:: Task material ::
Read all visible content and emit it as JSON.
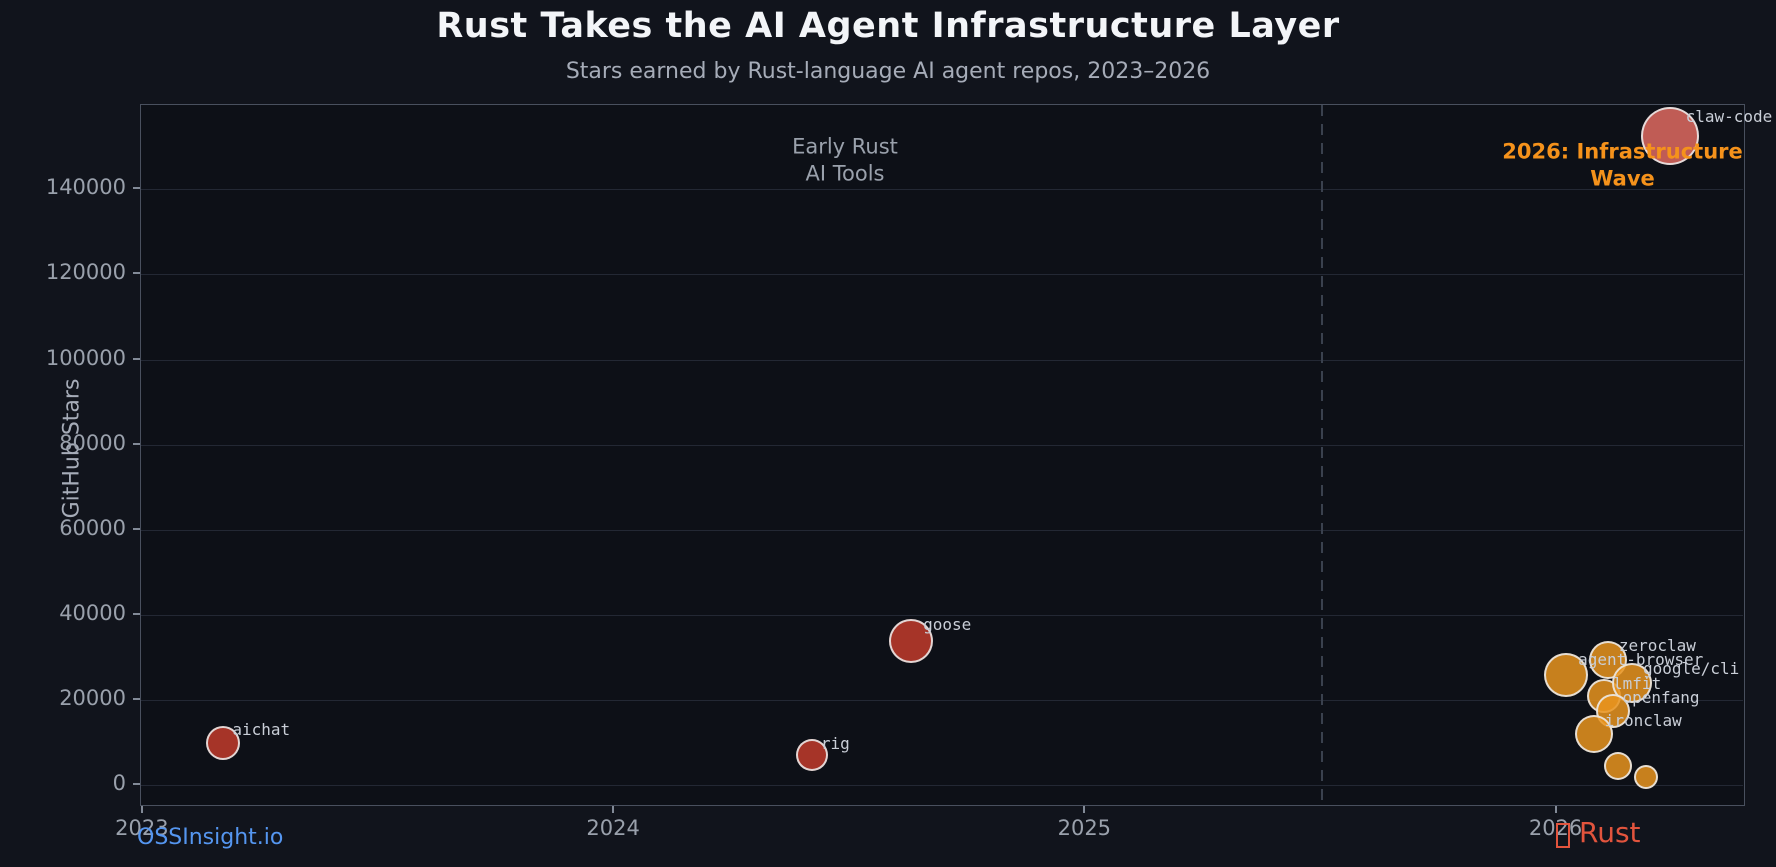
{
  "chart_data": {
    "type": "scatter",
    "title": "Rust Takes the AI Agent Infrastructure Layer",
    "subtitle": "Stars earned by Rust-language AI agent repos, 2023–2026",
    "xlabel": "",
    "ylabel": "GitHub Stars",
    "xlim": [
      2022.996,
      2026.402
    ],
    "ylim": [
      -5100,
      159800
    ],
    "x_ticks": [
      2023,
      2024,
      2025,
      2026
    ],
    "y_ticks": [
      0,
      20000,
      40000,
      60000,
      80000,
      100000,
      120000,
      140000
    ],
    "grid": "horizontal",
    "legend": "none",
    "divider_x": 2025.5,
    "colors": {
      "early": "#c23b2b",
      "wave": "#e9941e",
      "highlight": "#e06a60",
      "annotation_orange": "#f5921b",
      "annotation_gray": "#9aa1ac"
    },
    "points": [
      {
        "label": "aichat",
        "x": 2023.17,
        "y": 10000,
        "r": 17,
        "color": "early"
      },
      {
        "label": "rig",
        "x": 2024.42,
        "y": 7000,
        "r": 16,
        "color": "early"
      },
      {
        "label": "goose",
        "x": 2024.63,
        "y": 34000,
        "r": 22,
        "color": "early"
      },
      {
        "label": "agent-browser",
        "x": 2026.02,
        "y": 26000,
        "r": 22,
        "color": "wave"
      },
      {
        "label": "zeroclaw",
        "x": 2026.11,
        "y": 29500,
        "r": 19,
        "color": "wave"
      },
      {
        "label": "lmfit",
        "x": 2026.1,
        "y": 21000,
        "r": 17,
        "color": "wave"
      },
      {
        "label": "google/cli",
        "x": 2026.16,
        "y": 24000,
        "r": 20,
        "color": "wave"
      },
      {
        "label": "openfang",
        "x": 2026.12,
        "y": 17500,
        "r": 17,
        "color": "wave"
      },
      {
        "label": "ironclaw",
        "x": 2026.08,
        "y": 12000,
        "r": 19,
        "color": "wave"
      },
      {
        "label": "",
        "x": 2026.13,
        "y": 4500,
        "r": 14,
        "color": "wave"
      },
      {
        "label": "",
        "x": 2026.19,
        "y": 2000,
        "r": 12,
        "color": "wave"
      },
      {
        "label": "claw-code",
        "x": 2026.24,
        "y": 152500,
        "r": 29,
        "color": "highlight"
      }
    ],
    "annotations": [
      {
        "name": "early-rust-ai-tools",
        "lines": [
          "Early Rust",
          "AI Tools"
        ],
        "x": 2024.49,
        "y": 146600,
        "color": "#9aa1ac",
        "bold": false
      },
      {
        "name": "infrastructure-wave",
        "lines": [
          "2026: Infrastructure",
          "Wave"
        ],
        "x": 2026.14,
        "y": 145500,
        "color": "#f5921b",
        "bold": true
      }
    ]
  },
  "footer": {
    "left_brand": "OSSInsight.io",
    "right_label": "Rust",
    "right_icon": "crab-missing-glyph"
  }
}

:: Exercise brief ::
Repeat every record above exactly, but leave out any pictures.

:: Written solution ::
Read all visible content and emit it as JSON.
{
  "chart_data": {
    "type": "scatter",
    "title": "Rust Takes the AI Agent Infrastructure Layer",
    "subtitle": "Stars earned by Rust-language AI agent repos, 2023–2026",
    "xlabel": "",
    "ylabel": "GitHub Stars",
    "xlim": [
      2022.996,
      2026.402
    ],
    "ylim": [
      -5100,
      159800
    ],
    "x_ticks": [
      2023,
      2024,
      2025,
      2026
    ],
    "y_ticks": [
      0,
      20000,
      40000,
      60000,
      80000,
      100000,
      120000,
      140000
    ],
    "grid": "horizontal",
    "legend": "none",
    "divider_x": 2025.5,
    "colors": {
      "early": "#c23b2b",
      "wave": "#e9941e",
      "highlight": "#e06a60",
      "annotation_orange": "#f5921b",
      "annotation_gray": "#9aa1ac"
    },
    "points": [
      {
        "label": "aichat",
        "x": 2023.17,
        "y": 10000,
        "r": 17,
        "color": "early"
      },
      {
        "label": "rig",
        "x": 2024.42,
        "y": 7000,
        "r": 16,
        "color": "early"
      },
      {
        "label": "goose",
        "x": 2024.63,
        "y": 34000,
        "r": 22,
        "color": "early"
      },
      {
        "label": "agent-browser",
        "x": 2026.02,
        "y": 26000,
        "r": 22,
        "color": "wave"
      },
      {
        "label": "zeroclaw",
        "x": 2026.11,
        "y": 29500,
        "r": 19,
        "color": "wave"
      },
      {
        "label": "lmfit",
        "x": 2026.1,
        "y": 21000,
        "r": 17,
        "color": "wave"
      },
      {
        "label": "google/cli",
        "x": 2026.16,
        "y": 24000,
        "r": 20,
        "color": "wave"
      },
      {
        "label": "openfang",
        "x": 2026.12,
        "y": 17500,
        "r": 17,
        "color": "wave"
      },
      {
        "label": "ironclaw",
        "x": 2026.08,
        "y": 12000,
        "r": 19,
        "color": "wave"
      },
      {
        "label": "",
        "x": 2026.13,
        "y": 4500,
        "r": 14,
        "color": "wave"
      },
      {
        "label": "",
        "x": 2026.19,
        "y": 2000,
        "r": 12,
        "color": "wave"
      },
      {
        "label": "claw-code",
        "x": 2026.24,
        "y": 152500,
        "r": 29,
        "color": "highlight"
      }
    ],
    "annotations": [
      {
        "name": "early-rust-ai-tools",
        "lines": [
          "Early Rust",
          "AI Tools"
        ],
        "x": 2024.49,
        "y": 146600,
        "color": "#9aa1ac",
        "bold": false
      },
      {
        "name": "infrastructure-wave",
        "lines": [
          "2026: Infrastructure",
          "Wave"
        ],
        "x": 2026.14,
        "y": 145500,
        "color": "#f5921b",
        "bold": true
      }
    ]
  },
  "footer": {
    "left_brand": "OSSInsight.io",
    "right_label": "Rust",
    "right_icon": "crab-missing-glyph"
  }
}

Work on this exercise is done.